**Quoted passage**
Many Christian have a biblical canon that does not include books such as Testaments of the Twelve Patriarchs, 1-2 Enoch, Apocalypse of Abraham and Ascension of Isaiah. But, Jewish diversity flourished in literature, politics as well as theology. There were four main sects of Judaism each with their own sensibility and position regarding institutions and ideas: Land, covenant, law and temple, interpretation and in their unique adaptations of Mosaic law.

The four sects within Judaism in Paul’s time were: Pharasees were interested in Mosaic law as it related to all areas of life. The Sadducees were associated with Temple activities in Jerusalem, and often seen as overly friendly with the Roman overlords.  The Essenes were an austere community in the desert at Qumran near the Dead Sea.  The Zealots wanted to throw off the Roman yoke by military means (Gray 24-25).  Paul likely identified with the Pharisees given his preoccupation with the role of the law in his letters.

pharisee costumePharisee  SaduceeSaducee

 Qumran community of the Essenes

Ancient Jewish Zealot relief Jewish Zealots

Diaspora Jews who were spread out across the Mediterranean during the first Temple’s Destruction in Jerusalem, and who outnumbered the Jews left in Palestine, strove to keep their strict moral code and old customs, garnering prejudice from their neighbors. Their non-Jew countrymen saw them as insular and having bizarre food restrictions as well as being loyal to a foreign entity (Jerusalem) and their barbaric practice of circumcising infant males.

Paul’s ministry was conducted mostly in the Diaspora with regular contact with Jerusalem and Jewish Christian groups there. The Christian faith found in Paul’s letters is born out of a Judaism that had been immersed in Greek and Roman cultures for centuries. The impact of Roman rule on Jewish life was a mixed bag of heavy taxation, loss of political self-determination, slavery and military occupation and good roads, aqueducts, sanitation, wine, medicine, education, irrigation, public order and peace.  So, life under Roman occupation was complicated. (Gray, 26-27). The Romans didn’t get bogged down in the internal Jewish disputes about ht elaw and other matters and; they saw Christianity as a subset of Judaism so they ignored it.

Paul’s World – Social Relationships

Before your interpret the texts of Paul’s letters, you should know a thing or two about 1st century Palestine…under Roman occupation.

Paul the ApostleSocial Relations in the Greco-Roman was prioritized by 1) members of the same household/family, 2) friends, and 3) patrons and clients. Adoption of males was common in ancient Greece and Rome to carry on the family name and proper disposition of the father’s estate in this patriarchal society.  Read Romans 8:12-25; 9:4 or Galatians 4:1-7 for some legalese Ancient Roman-style.  Friends have all things in common; a friend is a ‘second self’. See Philemon 1:27; 2:2-5 for Paul’s exhortation to his Philippian friends to stand firm “in one mind…with one spirit”.

Patrons and clients are relationships in a hierarchical system of social life. A patron was an individual in a position of superiority vis-à-vis another individual.  A client was in a subordinate position.  Everyone was a patron or client, except slaves who had no paying clients and the Emperor who had no patron since he was, well, the Emperor.  Clients owed their patron honor and respect; Patrons used their power and influence to protect the client’s interests, helping them network as we’d say today or loaning them money. Check out Romans 16:1-2 to hear about Paul’s female patron, Phoebe; also see 1 Corinthians 16:15-18 (Gray 32-33).

Because Paul’s background was so common it is often unstated, yet it’s important to bear in mind so as not to incorrectly characterize his prejudices and exhortations.   He is sometimes seen as anti-Semitic, but; as a Jew himself his doesn’t need to write about the places where he and his Jewish opponents agree. Rather he points out where they disagree, particularly their divergence in Jesus’ significance (Gray 33).

Clearly Paul and his contemporary Pharisees have different views of Jesus’ significance (Gray 33). But, much of Paul’s language in his letters is within normal bounds of intra-Jewish theological debates in the first century. We have to remember to read Paul through the cultural lenses of 1st century Palestine (Gray 34).

**Recorded information**
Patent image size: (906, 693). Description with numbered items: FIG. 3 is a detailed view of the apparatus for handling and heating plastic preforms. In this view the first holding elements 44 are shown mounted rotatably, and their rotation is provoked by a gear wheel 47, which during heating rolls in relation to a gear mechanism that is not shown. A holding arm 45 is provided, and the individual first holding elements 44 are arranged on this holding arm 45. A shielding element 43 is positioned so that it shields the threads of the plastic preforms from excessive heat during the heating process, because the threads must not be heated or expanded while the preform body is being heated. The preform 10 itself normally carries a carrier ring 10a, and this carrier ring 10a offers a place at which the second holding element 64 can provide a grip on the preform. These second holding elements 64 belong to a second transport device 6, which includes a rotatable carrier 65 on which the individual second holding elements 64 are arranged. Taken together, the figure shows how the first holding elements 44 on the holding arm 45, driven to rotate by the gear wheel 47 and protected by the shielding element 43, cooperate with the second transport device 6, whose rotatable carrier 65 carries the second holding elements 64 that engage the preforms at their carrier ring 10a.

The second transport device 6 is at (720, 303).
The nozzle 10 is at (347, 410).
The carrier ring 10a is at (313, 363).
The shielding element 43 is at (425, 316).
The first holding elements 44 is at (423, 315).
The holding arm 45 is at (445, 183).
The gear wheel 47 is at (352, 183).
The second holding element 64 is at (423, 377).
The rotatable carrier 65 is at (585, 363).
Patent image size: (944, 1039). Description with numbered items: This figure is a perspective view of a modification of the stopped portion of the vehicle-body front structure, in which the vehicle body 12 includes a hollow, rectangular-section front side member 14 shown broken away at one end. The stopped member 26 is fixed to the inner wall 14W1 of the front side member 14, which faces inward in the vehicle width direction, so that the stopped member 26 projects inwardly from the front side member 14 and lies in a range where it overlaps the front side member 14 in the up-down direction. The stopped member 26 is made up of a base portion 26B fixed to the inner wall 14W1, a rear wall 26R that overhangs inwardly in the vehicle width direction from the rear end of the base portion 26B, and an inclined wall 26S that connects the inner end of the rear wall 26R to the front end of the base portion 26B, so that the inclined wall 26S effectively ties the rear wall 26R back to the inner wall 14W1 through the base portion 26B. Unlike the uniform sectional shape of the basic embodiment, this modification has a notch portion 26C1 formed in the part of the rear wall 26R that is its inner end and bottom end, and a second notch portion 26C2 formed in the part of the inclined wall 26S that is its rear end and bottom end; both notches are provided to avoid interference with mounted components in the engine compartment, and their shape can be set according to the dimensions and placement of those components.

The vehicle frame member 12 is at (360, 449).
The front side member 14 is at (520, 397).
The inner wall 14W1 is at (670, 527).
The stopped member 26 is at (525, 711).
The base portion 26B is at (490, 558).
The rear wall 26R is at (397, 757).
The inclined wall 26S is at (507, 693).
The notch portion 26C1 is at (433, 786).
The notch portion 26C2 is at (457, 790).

**Requirement 1**
From the passage on Paul's world, extract the words between "Clearly Paul and" and "Palestine (Gray 34).", inclusive.
**Requirement 2**
Turn the paragraph of the passage on Paul's world that begins "Patrons and clients are relationships" into a bulleted list that keeps its main facts.
**Requirement 3**
Summarize the passage on Paul's world in three sentences.

**Final answer 1**
Clearly Paul and his contemporary Pharisees have different views of Jesus’ significance (Gray 33). But, much of Paul’s language in his letters is within normal bounds of intra-Jewish theological debates in the first century. We have to remember to read Paul through the cultural lenses of 1st century Palestine (Gray 34).

**Final answer 2**
- Patrons and clients formed a hierarchical system of social life.
- A patron held a position of superiority over another individual, and a client held a subordinate position.
- Everyone was a patron or a client except slaves, who had no paying clients, and the Emperor, who had no patron.
- Clients owed their patron honor and respect.
- Patrons used their power and influence to protect their clients' interests, for example by helping them network or by loaning them money.
- Romans 16:1-2 mentions Paul's female patron, Phoebe, and 1 Corinthians 16:15-18 is also cited.

**Final answer 3**
In Paul's time, Judaism had four main sects: the Pharisees, Sadducees, Essenes, and Zealots. Paul likely identified with the Pharisees, and he conducted his ministry mostly in the Diaspora, within a Judaism immersed in Greek and Roman cultures, where social relations centered on household, friends, and patrons and clients. Paul writes mainly about where he disagrees with other Jews, especially over Jesus' significance, but much of his language stays within normal intra-Jewish debate, so his letters should be read through the cultural lenses of 1st-century Palestine.